**Problem**
Exactly as written, retype the listing below, omitting the pictures.
>> Begin
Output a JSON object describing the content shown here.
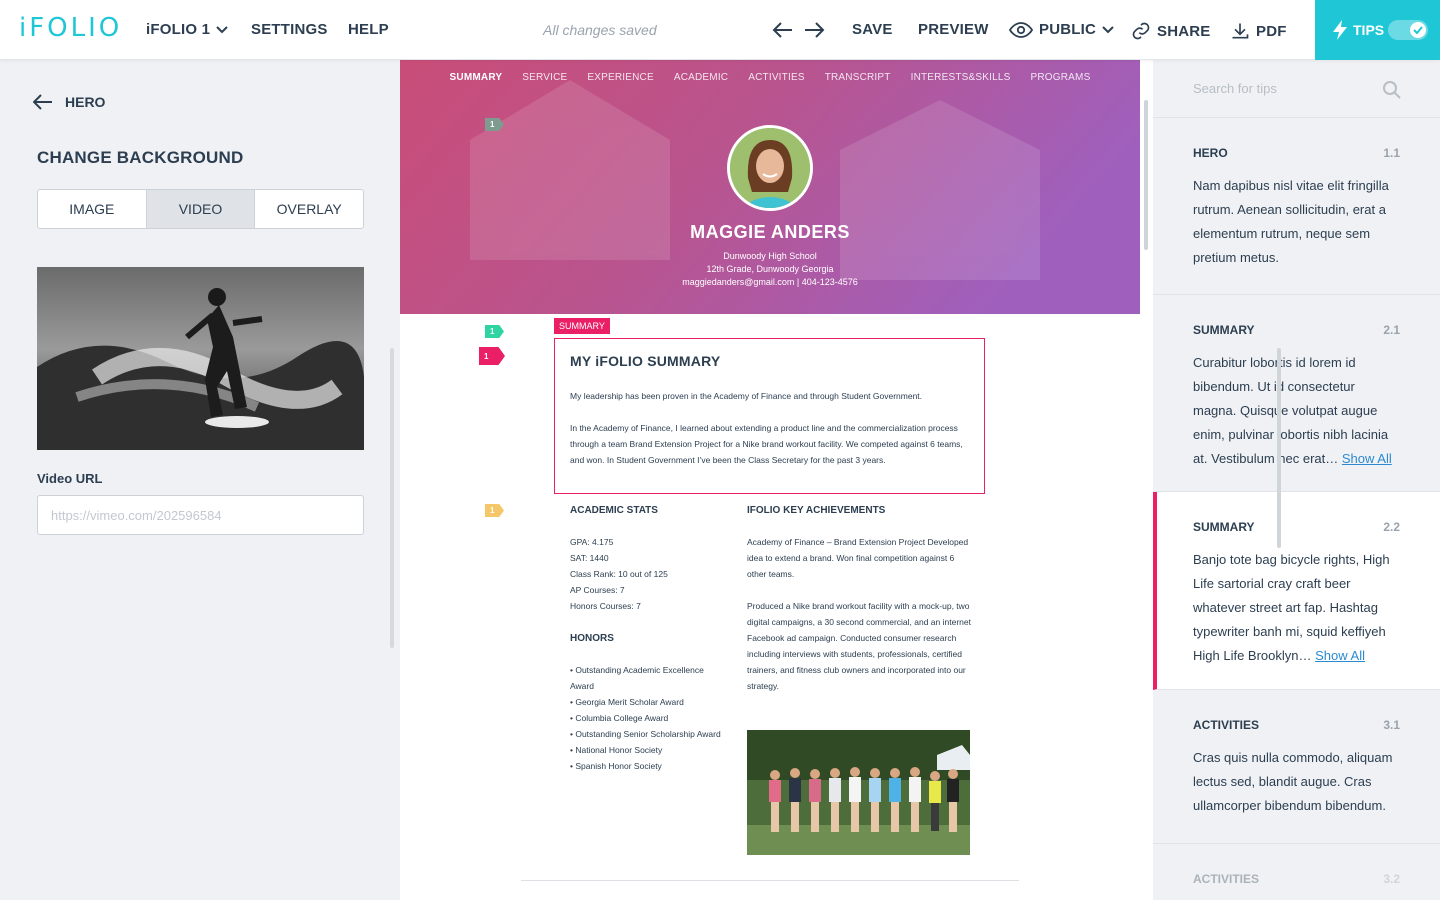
{
  "app": {
    "logo": "iFOLIO",
    "folio_menu": "iFOLIO 1",
    "settings": "SETTINGS",
    "help": "HELP",
    "status": "All changes saved",
    "save": "SAVE",
    "preview": "PREVIEW",
    "visibility": "PUBLIC",
    "share": "SHARE",
    "pdf": "PDF",
    "tips": "TIPS",
    "tips_enabled": true,
    "accent_color": "#1ec6d6",
    "highlight_color": "#ea1f66"
  },
  "left_panel": {
    "back_label": "HERO",
    "title": "CHANGE BACKGROUND",
    "segments": [
      "IMAGE",
      "VIDEO",
      "OVERLAY"
    ],
    "active_segment": "VIDEO",
    "video_url_label": "Video URL",
    "video_url_placeholder": "https://vimeo.com/202596584",
    "video_url_value": ""
  },
  "hero": {
    "nav": [
      "SUMMARY",
      "SERVICE",
      "EXPERIENCE",
      "ACADEMIC",
      "ACTIVITIES",
      "TRANSCRIPT",
      "INTERESTS&SKILLS",
      "PROGRAMS"
    ],
    "active_nav": "SUMMARY",
    "name": "MAGGIE ANDERS",
    "school": "Dunwoody High School",
    "grade": "12th Grade, Dunwoody Georgia",
    "contact": "maggiedanders@gmail.com  |  404-123-4576"
  },
  "markers": {
    "hero": "1",
    "summary_a": "1",
    "summary_b": "1",
    "stats": "1"
  },
  "summary": {
    "tag": "SUMMARY",
    "title": "MY iFOLIO SUMMARY",
    "p1": "My leadership has been proven in the Academy of Finance and through Student Government.",
    "p2": "In the Academy of Finance, I learned about extending a product line and the commercialization process through a team Brand Extension Project for a Nike brand workout facility. We competed against 6 teams, and won. In Student Government I’ve been the Class Secretary for the past 3 years."
  },
  "stats": {
    "title": "ACADEMIC STATS",
    "items": [
      "GPA: 4.175",
      "SAT: 1440",
      "Class Rank: 10 out of 125",
      "AP Courses: 7",
      "Honors Courses: 7"
    ]
  },
  "honors": {
    "title": "HONORS",
    "items": [
      "• Outstanding Academic Excellence Award",
      "• Georgia Merit Scholar Award",
      "• Columbia College Award",
      "• Outstanding Senior Scholarship Award",
      "• National Honor Society",
      "• Spanish Honor Society"
    ]
  },
  "achievements": {
    "title": "IFOLIO KEY ACHIEVEMENTS",
    "p1": "Academy of Finance – Brand Extension Project Developed idea to extend a brand.  Won final competition against 6 other teams.",
    "p2": "Produced a Nike brand workout facility with a mock-up, two digital campaigns, a 30 second commercial, and an internet Facebook ad campaign. Conducted consumer research including interviews with students, professionals, certified trainers, and fitness club owners and incorporated into our strategy."
  },
  "tips_panel": {
    "search_placeholder": "Search for tips",
    "show_all": "Show All",
    "tips": [
      {
        "title": "HERO",
        "num": "1.1",
        "body": "Nam dapibus nisl vitae elit fringilla rutrum. Aenean sollicitudin, erat a elementum rutrum, neque sem pretium metus."
      },
      {
        "title": "SUMMARY",
        "num": "2.1",
        "body": "Curabitur lobortis id lorem id bibendum. Ut id consectetur magna. Quisque volutpat augue enim, pulvinar lobortis nibh lacinia at. Vestibulum nec erat…"
      },
      {
        "title": "SUMMARY",
        "num": "2.2",
        "body": "Banjo tote bag bicycle rights, High Life sartorial cray craft beer whatever street art fap. Hashtag typewriter banh mi, squid keffiyeh High Life Brooklyn…"
      },
      {
        "title": "ACTIVITIES",
        "num": "3.1",
        "body": "Cras quis nulla commodo, aliquam lectus sed, blandit augue. Cras ullamcorper bibendum bibendum."
      },
      {
        "title": "ACTIVITIES",
        "num": "3.2",
        "body": ""
      }
    ]
  }
}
>> End
**Finished exercise**
Output a JSON object describing the content shown here.
{
  "app": {
    "logo": "iFOLIO",
    "folio_menu": "iFOLIO 1",
    "settings": "SETTINGS",
    "help": "HELP",
    "status": "All changes saved",
    "save": "SAVE",
    "preview": "PREVIEW",
    "visibility": "PUBLIC",
    "share": "SHARE",
    "pdf": "PDF",
    "tips": "TIPS",
    "tips_enabled": true,
    "accent_color": "#1ec6d6",
    "highlight_color": "#ea1f66"
  },
  "left_panel": {
    "back_label": "HERO",
    "title": "CHANGE BACKGROUND",
    "segments": [
      "IMAGE",
      "VIDEO",
      "OVERLAY"
    ],
    "active_segment": "VIDEO",
    "video_url_label": "Video URL",
    "video_url_placeholder": "https://vimeo.com/202596584",
    "video_url_value": ""
  },
  "hero": {
    "nav": [
      "SUMMARY",
      "SERVICE",
      "EXPERIENCE",
      "ACADEMIC",
      "ACTIVITIES",
      "TRANSCRIPT",
      "INTERESTS&SKILLS",
      "PROGRAMS"
    ],
    "active_nav": "SUMMARY",
    "name": "MAGGIE ANDERS",
    "school": "Dunwoody High School",
    "grade": "12th Grade, Dunwoody Georgia",
    "contact": "maggiedanders@gmail.com  |  404-123-4576"
  },
  "markers": {
    "hero": "1",
    "summary_a": "1",
    "summary_b": "1",
    "stats": "1"
  },
  "summary": {
    "tag": "SUMMARY",
    "title": "MY iFOLIO SUMMARY",
    "p1": "My leadership has been proven in the Academy of Finance and through Student Government.",
    "p2": "In the Academy of Finance, I learned about extending a product line and the commercialization process through a team Brand Extension Project for a Nike brand workout facility. We competed against 6 teams, and won. In Student Government I’ve been the Class Secretary for the past 3 years."
  },
  "stats": {
    "title": "ACADEMIC STATS",
    "items": [
      "GPA: 4.175",
      "SAT: 1440",
      "Class Rank: 10 out of 125",
      "AP Courses: 7",
      "Honors Courses: 7"
    ]
  },
  "honors": {
    "title": "HONORS",
    "items": [
      "• Outstanding Academic Excellence Award",
      "• Georgia Merit Scholar Award",
      "• Columbia College Award",
      "• Outstanding Senior Scholarship Award",
      "• National Honor Society",
      "• Spanish Honor Society"
    ]
  },
  "achievements": {
    "title": "IFOLIO KEY ACHIEVEMENTS",
    "p1": "Academy of Finance – Brand Extension Project Developed idea to extend a brand.  Won final competition against 6 other teams.",
    "p2": "Produced a Nike brand workout facility with a mock-up, two digital campaigns, a 30 second commercial, and an internet Facebook ad campaign. Conducted consumer research including interviews with students, professionals, certified trainers, and fitness club owners and incorporated into our strategy."
  },
  "tips_panel": {
    "search_placeholder": "Search for tips",
    "show_all": "Show All",
    "tips": [
      {
        "title": "HERO",
        "num": "1.1",
        "body": "Nam dapibus nisl vitae elit fringilla rutrum. Aenean sollicitudin, erat a elementum rutrum, neque sem pretium metus."
      },
      {
        "title": "SUMMARY",
        "num": "2.1",
        "body": "Curabitur lobortis id lorem id bibendum. Ut id consectetur magna. Quisque volutpat augue enim, pulvinar lobortis nibh lacinia at. Vestibulum nec erat…"
      },
      {
        "title": "SUMMARY",
        "num": "2.2",
        "body": "Banjo tote bag bicycle rights, High Life sartorial cray craft beer whatever street art fap. Hashtag typewriter banh mi, squid keffiyeh High Life Brooklyn…"
      },
      {
        "title": "ACTIVITIES",
        "num": "3.1",
        "body": "Cras quis nulla commodo, aliquam lectus sed, blandit augue. Cras ullamcorper bibendum bibendum."
      },
      {
        "title": "ACTIVITIES",
        "num": "3.2",
        "body": ""
      }
    ]
  }
}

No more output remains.